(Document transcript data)
※ ※ ※
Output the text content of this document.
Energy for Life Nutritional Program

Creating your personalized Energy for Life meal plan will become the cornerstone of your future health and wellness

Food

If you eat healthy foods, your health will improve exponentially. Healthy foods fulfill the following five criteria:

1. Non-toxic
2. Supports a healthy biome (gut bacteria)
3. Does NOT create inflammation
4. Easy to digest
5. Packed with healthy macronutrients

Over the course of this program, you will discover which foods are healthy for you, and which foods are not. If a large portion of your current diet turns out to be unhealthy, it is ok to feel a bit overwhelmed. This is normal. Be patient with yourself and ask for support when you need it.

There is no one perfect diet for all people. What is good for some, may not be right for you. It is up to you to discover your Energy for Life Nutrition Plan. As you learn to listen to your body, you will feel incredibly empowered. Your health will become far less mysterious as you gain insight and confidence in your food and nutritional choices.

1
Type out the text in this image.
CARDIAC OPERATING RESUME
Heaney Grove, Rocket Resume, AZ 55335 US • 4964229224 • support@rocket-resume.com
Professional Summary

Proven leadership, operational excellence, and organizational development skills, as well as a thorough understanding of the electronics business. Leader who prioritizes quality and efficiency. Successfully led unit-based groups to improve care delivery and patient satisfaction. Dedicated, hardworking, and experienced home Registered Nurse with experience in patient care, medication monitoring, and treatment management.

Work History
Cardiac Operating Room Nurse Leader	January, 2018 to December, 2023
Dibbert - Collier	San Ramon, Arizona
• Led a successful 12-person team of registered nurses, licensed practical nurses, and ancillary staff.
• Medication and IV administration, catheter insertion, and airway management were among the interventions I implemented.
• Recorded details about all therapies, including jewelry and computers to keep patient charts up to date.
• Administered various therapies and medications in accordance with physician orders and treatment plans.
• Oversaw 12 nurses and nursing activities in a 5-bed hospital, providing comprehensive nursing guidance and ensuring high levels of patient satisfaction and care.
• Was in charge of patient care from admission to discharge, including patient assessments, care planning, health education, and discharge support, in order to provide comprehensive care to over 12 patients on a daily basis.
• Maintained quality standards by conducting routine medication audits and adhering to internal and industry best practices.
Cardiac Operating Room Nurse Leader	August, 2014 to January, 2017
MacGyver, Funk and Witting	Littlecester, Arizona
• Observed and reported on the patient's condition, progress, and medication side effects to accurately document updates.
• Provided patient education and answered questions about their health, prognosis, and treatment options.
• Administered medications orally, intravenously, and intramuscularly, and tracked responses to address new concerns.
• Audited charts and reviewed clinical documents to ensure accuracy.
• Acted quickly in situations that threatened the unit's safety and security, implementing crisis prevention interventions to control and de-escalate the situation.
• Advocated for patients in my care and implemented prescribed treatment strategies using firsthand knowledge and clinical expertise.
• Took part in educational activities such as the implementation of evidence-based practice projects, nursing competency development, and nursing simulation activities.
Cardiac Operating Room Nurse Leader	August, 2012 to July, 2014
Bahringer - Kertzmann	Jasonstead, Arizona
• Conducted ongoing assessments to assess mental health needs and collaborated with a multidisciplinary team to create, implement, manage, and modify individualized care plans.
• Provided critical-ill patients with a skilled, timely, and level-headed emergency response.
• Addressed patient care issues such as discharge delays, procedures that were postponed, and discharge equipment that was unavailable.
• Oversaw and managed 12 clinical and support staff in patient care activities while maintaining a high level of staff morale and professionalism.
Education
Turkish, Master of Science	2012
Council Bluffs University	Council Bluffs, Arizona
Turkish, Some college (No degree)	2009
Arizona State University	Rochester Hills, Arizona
※ ※ ※
**What is needed**:
Every entry above must be returned word for word.

**Problem solution**:
Output the text content of this document.
Energy for Life Nutritional Program

Creating your personalized Energy for Life meal plan will become the cornerstone of your future health and wellness

Food

If you eat healthy foods, your health will improve exponentially. Healthy foods fulfill the following five criteria:

1. Non-toxic
2. Supports a healthy biome (gut bacteria)
3. Does NOT create inflammation
4. Easy to digest
5. Packed with healthy macronutrients

Over the course of this program, you will discover which foods are healthy for you, and which foods are not. If a large portion of your current diet turns out to be unhealthy, it is ok to feel a bit overwhelmed. This is normal. Be patient with yourself and ask for support when you need it.

There is no one perfect diet for all people. What is good for some, may not be right for you. It is up to you to discover your Energy for Life Nutrition Plan. As you learn to listen to your body, you will feel incredibly empowered. Your health will become far less mysterious as you gain insight and confidence in your food and nutritional choices.

1
Type out the text in this image.
CARDIAC OPERATING RESUME
Heaney Grove, Rocket Resume, AZ 55335 US • 4964229224 • support@rocket-resume.com
Professional Summary

Proven leadership, operational excellence, and organizational development skills, as well as a thorough understanding of the electronics business. Leader who prioritizes quality and efficiency. Successfully led unit-based groups to improve care delivery and patient satisfaction. Dedicated, hardworking, and experienced home Registered Nurse with experience in patient care, medication monitoring, and treatment management.

Work History
Cardiac Operating Room Nurse Leader	January, 2018 to December, 2023
Dibbert - Collier	San Ramon, Arizona
• Led a successful 12-person team of registered nurses, licensed practical nurses, and ancillary staff.
• Medication and IV administration, catheter insertion, and airway management were among the interventions I implemented.
• Recorded details about all therapies, including jewelry and computers to keep patient charts up to date.
• Administered various therapies and medications in accordance with physician orders and treatment plans.
• Oversaw 12 nurses and nursing activities in a 5-bed hospital, providing comprehensive nursing guidance and ensuring high levels of patient satisfaction and care.
• Was in charge of patient care from admission to discharge, including patient assessments, care planning, health education, and discharge support, in order to provide comprehensive care to over 12 patients on a daily basis.
• Maintained quality standards by conducting routine medication audits and adhering to internal and industry best practices.
Cardiac Operating Room Nurse Leader	August, 2014 to January, 2017
MacGyver, Funk and Witting	Littlecester, Arizona
• Observed and reported on the patient's condition, progress, and medication side effects to accurately document updates.
• Provided patient education and answered questions about their health, prognosis, and treatment options.
• Administered medications orally, intravenously, and intramuscularly, and tracked responses to address new concerns.
• Audited charts and reviewed clinical documents to ensure accuracy.
• Acted quickly in situations that threatened the unit's safety and security, implementing crisis prevention interventions to control and de-escalate the situation.
• Advocated for patients in my care and implemented prescribed treatment strategies using firsthand knowledge and clinical expertise.
• Took part in educational activities such as the implementation of evidence-based practice projects, nursing competency development, and nursing simulation activities.
Cardiac Operating Room Nurse Leader	August, 2012 to July, 2014
Bahringer - Kertzmann	Jasonstead, Arizona
• Conducted ongoing assessments to assess mental health needs and collaborated with a multidisciplinary team to create, implement, manage, and modify individualized care plans.
• Provided critical-ill patients with a skilled, timely, and level-headed emergency response.
• Addressed patient care issues such as discharge delays, procedures that were postponed, and discharge equipment that was unavailable.
• Oversaw and managed 12 clinical and support staff in patient care activities while maintaining a high level of staff morale and professionalism.
Education
Turkish, Master of Science	2012
Council Bluffs University	Council Bluffs, Arizona
Turkish, Some college (No degree)	2009
Arizona State University	Rochester Hills, Arizona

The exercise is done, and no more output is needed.